• 所示文本
○ ○ ○

|
- """
- dataset_loader模块实现了许多 DataSetLoader, 用于读取不同格式的数据, 并返回 `DataSet` ,
- 得到的 :class:`~fastNLP.DataSet` 对象可以直接传入 :class:`~fastNLP.Trainer` 和 :class:`~fastNLP.Tester`, 用于模型的训练和测试。
- 以SNLI数据集为例::
-
- loader = SNLILoader()
- train_ds = loader.load('path/to/train')
- dev_ds = loader.load('path/to/dev')
- test_ds = loader.load('path/to/test')
-
- # ... do stuff
-
- 为 fastNLP 提供 DataSetLoader 的开发者请参考 :class:`~fastNLP.io.DataSetLoader` 的介绍。
- """

○ ○ ○

[元素框标注]

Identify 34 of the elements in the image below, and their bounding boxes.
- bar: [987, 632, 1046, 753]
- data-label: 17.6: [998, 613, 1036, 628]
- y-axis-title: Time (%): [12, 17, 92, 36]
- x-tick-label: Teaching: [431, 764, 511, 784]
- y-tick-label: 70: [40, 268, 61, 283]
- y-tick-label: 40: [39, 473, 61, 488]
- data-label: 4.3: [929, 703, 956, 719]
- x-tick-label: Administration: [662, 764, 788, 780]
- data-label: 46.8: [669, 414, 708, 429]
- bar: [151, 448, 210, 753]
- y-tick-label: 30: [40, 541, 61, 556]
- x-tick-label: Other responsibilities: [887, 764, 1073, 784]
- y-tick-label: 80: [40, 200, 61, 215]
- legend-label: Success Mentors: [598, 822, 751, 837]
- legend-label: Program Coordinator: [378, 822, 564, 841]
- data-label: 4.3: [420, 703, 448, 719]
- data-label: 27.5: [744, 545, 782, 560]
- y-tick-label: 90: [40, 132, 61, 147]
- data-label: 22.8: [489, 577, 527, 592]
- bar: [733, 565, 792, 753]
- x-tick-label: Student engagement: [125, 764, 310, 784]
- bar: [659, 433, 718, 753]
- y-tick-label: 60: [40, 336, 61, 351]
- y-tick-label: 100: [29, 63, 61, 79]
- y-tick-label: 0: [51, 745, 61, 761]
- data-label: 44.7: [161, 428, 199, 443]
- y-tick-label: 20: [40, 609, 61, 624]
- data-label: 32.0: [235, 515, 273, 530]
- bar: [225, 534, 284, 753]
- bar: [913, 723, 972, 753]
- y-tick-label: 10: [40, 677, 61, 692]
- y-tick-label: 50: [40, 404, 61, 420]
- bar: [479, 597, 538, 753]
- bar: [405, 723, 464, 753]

○ ○ ○

请接着所示文本（dataset_loader 模块说明）的末尾往下续写。

- __all__ = [
- 'CSVLoader',
- 'JsonLoader',
- 'ConllLoader',
- 'SNLILoader',
- 'SSTLoader',
- 'PeopleDailyCorpusLoader',
- 'Conll2003Loader',
- ]
-
- import os
- from nltk import Tree
- from typing import Union, Dict
- from ..core.vocabulary import Vocabulary
- from ..core.dataset import DataSet
- from ..core.instance import Instance
- from .file_reader import _read_csv, _read_json, _read_conll
- from .base_loader import DataSetLoader, DataInfo
- from .data_loader.sst import SSTLoader
- from ..core.const import Const
- from ..modules.encoder._bert import BertTokenizer
-
-
- class PeopleDailyCorpusLoader(DataSetLoader):
- """
- 别名::class:`fastNLP.io.PeopleDailyCorpusLoader` :class:`fastNLP.io.dataset_loader.PeopleDailyCorpusLoader`
-
- 读取人民日报数据集
- """
-
- def __init__(self, pos=True, ner=True):
- super(PeopleDailyCorpusLoader, self).__init__()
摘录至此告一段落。